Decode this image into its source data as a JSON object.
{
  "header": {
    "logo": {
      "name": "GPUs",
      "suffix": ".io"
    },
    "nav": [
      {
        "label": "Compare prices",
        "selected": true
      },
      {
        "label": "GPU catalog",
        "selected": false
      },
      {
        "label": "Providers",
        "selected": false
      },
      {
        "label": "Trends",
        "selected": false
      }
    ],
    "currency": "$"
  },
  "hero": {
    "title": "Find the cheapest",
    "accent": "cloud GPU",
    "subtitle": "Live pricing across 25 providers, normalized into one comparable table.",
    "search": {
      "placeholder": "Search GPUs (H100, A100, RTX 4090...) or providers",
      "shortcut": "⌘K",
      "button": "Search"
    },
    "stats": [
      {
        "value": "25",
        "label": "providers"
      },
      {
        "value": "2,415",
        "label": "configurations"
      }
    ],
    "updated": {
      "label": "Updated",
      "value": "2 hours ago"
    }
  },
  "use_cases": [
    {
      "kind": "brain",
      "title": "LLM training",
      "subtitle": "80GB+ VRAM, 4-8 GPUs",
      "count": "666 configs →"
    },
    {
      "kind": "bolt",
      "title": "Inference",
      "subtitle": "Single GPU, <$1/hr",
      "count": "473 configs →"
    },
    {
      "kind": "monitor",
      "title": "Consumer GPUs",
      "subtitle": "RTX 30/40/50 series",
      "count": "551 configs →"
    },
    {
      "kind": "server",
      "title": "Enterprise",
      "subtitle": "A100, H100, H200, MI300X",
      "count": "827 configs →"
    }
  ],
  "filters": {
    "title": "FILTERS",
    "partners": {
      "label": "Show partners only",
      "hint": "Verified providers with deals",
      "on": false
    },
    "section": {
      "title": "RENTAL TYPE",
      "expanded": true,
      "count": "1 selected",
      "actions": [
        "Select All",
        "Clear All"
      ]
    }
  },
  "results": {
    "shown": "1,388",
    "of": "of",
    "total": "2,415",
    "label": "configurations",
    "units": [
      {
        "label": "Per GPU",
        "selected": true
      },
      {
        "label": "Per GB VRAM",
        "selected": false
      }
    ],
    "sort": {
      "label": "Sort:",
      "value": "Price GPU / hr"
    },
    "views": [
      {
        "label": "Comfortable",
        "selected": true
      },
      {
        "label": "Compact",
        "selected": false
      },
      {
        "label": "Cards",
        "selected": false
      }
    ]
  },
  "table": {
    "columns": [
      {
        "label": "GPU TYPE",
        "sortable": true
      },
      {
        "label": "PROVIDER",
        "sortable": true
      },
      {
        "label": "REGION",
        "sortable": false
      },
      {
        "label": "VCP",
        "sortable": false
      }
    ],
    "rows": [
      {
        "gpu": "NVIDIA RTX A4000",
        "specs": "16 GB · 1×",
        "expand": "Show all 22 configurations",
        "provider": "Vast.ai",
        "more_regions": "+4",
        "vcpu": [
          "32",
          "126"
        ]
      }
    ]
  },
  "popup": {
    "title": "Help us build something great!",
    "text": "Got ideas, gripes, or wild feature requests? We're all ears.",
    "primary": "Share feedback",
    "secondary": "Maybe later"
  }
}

....

» **Directive**: Search the listing for the string "configs". Copy each line where it turns up.

» **Full response**:
      "count": "666 configs →"
      "count": "473 configs →"
      "count": "551 configs →"
      "count": "827 configs →"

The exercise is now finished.